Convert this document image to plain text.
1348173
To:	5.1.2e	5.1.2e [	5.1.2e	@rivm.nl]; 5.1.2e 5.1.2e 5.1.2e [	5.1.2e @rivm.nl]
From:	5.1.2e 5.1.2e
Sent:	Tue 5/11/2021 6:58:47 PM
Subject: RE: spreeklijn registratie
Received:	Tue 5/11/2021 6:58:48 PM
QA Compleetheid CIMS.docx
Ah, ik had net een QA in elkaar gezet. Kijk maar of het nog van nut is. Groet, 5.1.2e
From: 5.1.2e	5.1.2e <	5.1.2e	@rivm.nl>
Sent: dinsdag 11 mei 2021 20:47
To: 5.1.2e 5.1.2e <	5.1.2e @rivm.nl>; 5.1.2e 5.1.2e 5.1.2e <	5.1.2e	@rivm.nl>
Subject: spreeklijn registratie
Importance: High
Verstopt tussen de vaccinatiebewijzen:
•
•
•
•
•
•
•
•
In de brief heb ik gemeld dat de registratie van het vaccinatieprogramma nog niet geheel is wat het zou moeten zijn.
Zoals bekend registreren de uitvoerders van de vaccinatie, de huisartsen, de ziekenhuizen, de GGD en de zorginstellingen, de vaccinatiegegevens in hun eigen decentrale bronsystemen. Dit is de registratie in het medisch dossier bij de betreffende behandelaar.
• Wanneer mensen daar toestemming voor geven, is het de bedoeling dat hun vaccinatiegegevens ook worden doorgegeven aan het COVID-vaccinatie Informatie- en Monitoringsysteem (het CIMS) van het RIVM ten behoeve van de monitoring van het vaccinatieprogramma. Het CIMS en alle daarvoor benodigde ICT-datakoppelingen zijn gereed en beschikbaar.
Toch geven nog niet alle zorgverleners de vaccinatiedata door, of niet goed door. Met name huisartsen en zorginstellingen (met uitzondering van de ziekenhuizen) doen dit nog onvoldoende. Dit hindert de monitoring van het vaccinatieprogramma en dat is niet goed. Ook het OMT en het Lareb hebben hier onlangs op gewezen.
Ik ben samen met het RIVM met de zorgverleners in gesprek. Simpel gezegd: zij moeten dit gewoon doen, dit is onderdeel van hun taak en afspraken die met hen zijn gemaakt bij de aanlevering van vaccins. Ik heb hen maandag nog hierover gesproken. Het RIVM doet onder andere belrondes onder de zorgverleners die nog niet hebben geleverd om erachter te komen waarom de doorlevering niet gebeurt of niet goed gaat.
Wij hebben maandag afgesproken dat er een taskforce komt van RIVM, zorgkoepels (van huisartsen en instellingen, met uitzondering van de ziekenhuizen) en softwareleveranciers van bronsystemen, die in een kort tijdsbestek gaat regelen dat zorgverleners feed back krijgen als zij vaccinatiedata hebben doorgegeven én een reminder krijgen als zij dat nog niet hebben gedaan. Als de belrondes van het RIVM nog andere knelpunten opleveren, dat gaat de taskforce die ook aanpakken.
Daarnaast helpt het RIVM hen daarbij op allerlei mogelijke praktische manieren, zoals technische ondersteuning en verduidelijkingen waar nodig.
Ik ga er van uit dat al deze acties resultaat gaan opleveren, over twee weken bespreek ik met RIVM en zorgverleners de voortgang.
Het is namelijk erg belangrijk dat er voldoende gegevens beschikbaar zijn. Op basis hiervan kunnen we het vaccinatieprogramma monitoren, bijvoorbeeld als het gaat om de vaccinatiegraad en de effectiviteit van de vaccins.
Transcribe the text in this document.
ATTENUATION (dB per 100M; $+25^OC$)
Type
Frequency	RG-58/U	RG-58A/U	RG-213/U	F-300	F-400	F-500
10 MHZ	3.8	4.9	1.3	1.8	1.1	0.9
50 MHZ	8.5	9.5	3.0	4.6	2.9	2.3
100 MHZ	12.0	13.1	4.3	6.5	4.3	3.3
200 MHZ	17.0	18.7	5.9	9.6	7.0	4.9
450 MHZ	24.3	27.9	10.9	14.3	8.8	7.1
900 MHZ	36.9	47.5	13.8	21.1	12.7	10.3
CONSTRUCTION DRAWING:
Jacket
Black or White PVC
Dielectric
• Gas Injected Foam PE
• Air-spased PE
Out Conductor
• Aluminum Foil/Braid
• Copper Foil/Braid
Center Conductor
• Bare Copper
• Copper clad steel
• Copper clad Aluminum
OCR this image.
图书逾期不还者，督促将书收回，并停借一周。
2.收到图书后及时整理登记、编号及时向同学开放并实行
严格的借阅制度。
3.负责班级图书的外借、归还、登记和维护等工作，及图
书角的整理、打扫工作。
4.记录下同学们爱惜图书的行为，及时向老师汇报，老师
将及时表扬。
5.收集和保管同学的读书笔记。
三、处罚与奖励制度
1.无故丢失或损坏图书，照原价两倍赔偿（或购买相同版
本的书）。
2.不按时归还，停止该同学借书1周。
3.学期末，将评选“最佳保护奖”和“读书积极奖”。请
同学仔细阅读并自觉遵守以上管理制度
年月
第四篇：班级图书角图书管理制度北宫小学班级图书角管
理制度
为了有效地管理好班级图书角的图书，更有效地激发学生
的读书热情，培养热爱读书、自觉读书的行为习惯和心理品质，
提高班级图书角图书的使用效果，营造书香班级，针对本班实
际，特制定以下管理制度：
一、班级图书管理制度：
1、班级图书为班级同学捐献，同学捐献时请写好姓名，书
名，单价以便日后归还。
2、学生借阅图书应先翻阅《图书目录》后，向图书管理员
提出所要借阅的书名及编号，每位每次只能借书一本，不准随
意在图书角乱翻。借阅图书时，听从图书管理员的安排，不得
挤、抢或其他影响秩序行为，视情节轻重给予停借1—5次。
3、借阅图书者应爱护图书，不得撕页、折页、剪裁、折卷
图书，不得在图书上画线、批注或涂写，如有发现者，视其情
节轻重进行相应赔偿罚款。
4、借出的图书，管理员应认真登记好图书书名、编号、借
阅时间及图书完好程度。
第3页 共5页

::::

The full set of records should be duplicated exactly.

Convert this document image to plain text.
1348173
To:	5.1.2e	5.1.2e [	5.1.2e	@rivm.nl]; 5.1.2e 5.1.2e 5.1.2e [	5.1.2e @rivm.nl]
From:	5.1.2e 5.1.2e
Sent:	Tue 5/11/2021 6:58:47 PM
Subject: RE: spreeklijn registratie
Received:	Tue 5/11/2021 6:58:48 PM
QA Compleetheid CIMS.docx
Ah, ik had net een QA in elkaar gezet. Kijk maar of het nog van nut is. Groet, 5.1.2e
From: 5.1.2e	5.1.2e <	5.1.2e	@rivm.nl>
Sent: dinsdag 11 mei 2021 20:47
To: 5.1.2e 5.1.2e <	5.1.2e @rivm.nl>; 5.1.2e 5.1.2e 5.1.2e <	5.1.2e	@rivm.nl>
Subject: spreeklijn registratie
Importance: High
Verstopt tussen de vaccinatiebewijzen:
•
•
•
•
•
•
•
•
In de brief heb ik gemeld dat de registratie van het vaccinatieprogramma nog niet geheel is wat het zou moeten zijn.
Zoals bekend registreren de uitvoerders van de vaccinatie, de huisartsen, de ziekenhuizen, de GGD en de zorginstellingen, de vaccinatiegegevens in hun eigen decentrale bronsystemen. Dit is de registratie in het medisch dossier bij de betreffende behandelaar.
• Wanneer mensen daar toestemming voor geven, is het de bedoeling dat hun vaccinatiegegevens ook worden doorgegeven aan het COVID-vaccinatie Informatie- en Monitoringsysteem (het CIMS) van het RIVM ten behoeve van de monitoring van het vaccinatieprogramma. Het CIMS en alle daarvoor benodigde ICT-datakoppelingen zijn gereed en beschikbaar.
Toch geven nog niet alle zorgverleners de vaccinatiedata door, of niet goed door. Met name huisartsen en zorginstellingen (met uitzondering van de ziekenhuizen) doen dit nog onvoldoende. Dit hindert de monitoring van het vaccinatieprogramma en dat is niet goed. Ook het OMT en het Lareb hebben hier onlangs op gewezen.
Ik ben samen met het RIVM met de zorgverleners in gesprek. Simpel gezegd: zij moeten dit gewoon doen, dit is onderdeel van hun taak en afspraken die met hen zijn gemaakt bij de aanlevering van vaccins. Ik heb hen maandag nog hierover gesproken. Het RIVM doet onder andere belrondes onder de zorgverleners die nog niet hebben geleverd om erachter te komen waarom de doorlevering niet gebeurt of niet goed gaat.
Wij hebben maandag afgesproken dat er een taskforce komt van RIVM, zorgkoepels (van huisartsen en instellingen, met uitzondering van de ziekenhuizen) en softwareleveranciers van bronsystemen, die in een kort tijdsbestek gaat regelen dat zorgverleners feed back krijgen als zij vaccinatiedata hebben doorgegeven én een reminder krijgen als zij dat nog niet hebben gedaan. Als de belrondes van het RIVM nog andere knelpunten opleveren, dat gaat de taskforce die ook aanpakken.
Daarnaast helpt het RIVM hen daarbij op allerlei mogelijke praktische manieren, zoals technische ondersteuning en verduidelijkingen waar nodig.
Ik ga er van uit dat al deze acties resultaat gaan opleveren, over twee weken bespreek ik met RIVM en zorgverleners de voortgang.
Het is namelijk erg belangrijk dat er voldoende gegevens beschikbaar zijn. Op basis hiervan kunnen we het vaccinatieprogramma monitoren, bijvoorbeeld als het gaat om de vaccinatiegraad en de effectiviteit van de vaccins.
Transcribe the text in this document.
ATTENUATION (dB per 100M; $+25^OC$)
Type
Frequency	RG-58/U	RG-58A/U	RG-213/U	F-300	F-400	F-500
10 MHZ	3.8	4.9	1.3	1.8	1.1	0.9
50 MHZ	8.5	9.5	3.0	4.6	2.9	2.3
100 MHZ	12.0	13.1	4.3	6.5	4.3	3.3
200 MHZ	17.0	18.7	5.9	9.6	7.0	4.9
450 MHZ	24.3	27.9	10.9	14.3	8.8	7.1
900 MHZ	36.9	47.5	13.8	21.1	12.7	10.3
CONSTRUCTION DRAWING:
Jacket
Black or White PVC
Dielectric
• Gas Injected Foam PE
• Air-spased PE
Out Conductor
• Aluminum Foil/Braid
• Copper Foil/Braid
Center Conductor
• Bare Copper
• Copper clad steel
• Copper clad Aluminum
OCR this image.
图书逾期不还者，督促将书收回，并停借一周。
2.收到图书后及时整理登记、编号及时向同学开放并实行
严格的借阅制度。
3.负责班级图书的外借、归还、登记和维护等工作，及图
书角的整理、打扫工作。
4.记录下同学们爱惜图书的行为，及时向老师汇报，老师
将及时表扬。
5.收集和保管同学的读书笔记。
三、处罚与奖励制度
1.无故丢失或损坏图书，照原价两倍赔偿（或购买相同版
本的书）。
2.不按时归还，停止该同学借书1周。
3.学期末，将评选“最佳保护奖”和“读书积极奖”。请
同学仔细阅读并自觉遵守以上管理制度
年月
第四篇：班级图书角图书管理制度北宫小学班级图书角管
理制度
为了有效地管理好班级图书角的图书，更有效地激发学生
的读书热情，培养热爱读书、自觉读书的行为习惯和心理品质，
提高班级图书角图书的使用效果，营造书香班级，针对本班实
际，特制定以下管理制度：
一、班级图书管理制度：
1、班级图书为班级同学捐献，同学捐献时请写好姓名，书
名，单价以便日后归还。
2、学生借阅图书应先翻阅《图书目录》后，向图书管理员
提出所要借阅的书名及编号，每位每次只能借书一本，不准随
意在图书角乱翻。借阅图书时，听从图书管理员的安排，不得
挤、抢或其他影响秩序行为，视情节轻重给予停借1—5次。
3、借阅图书者应爱护图书，不得撕页、折页、剪裁、折卷
图书，不得在图书上画线、批注或涂写，如有发现者，视其情
节轻重进行相应赔偿罚款。
4、借出的图书，管理员应认真登记好图书书名、编号、借
阅时间及图书完好程度。
第3页 共5页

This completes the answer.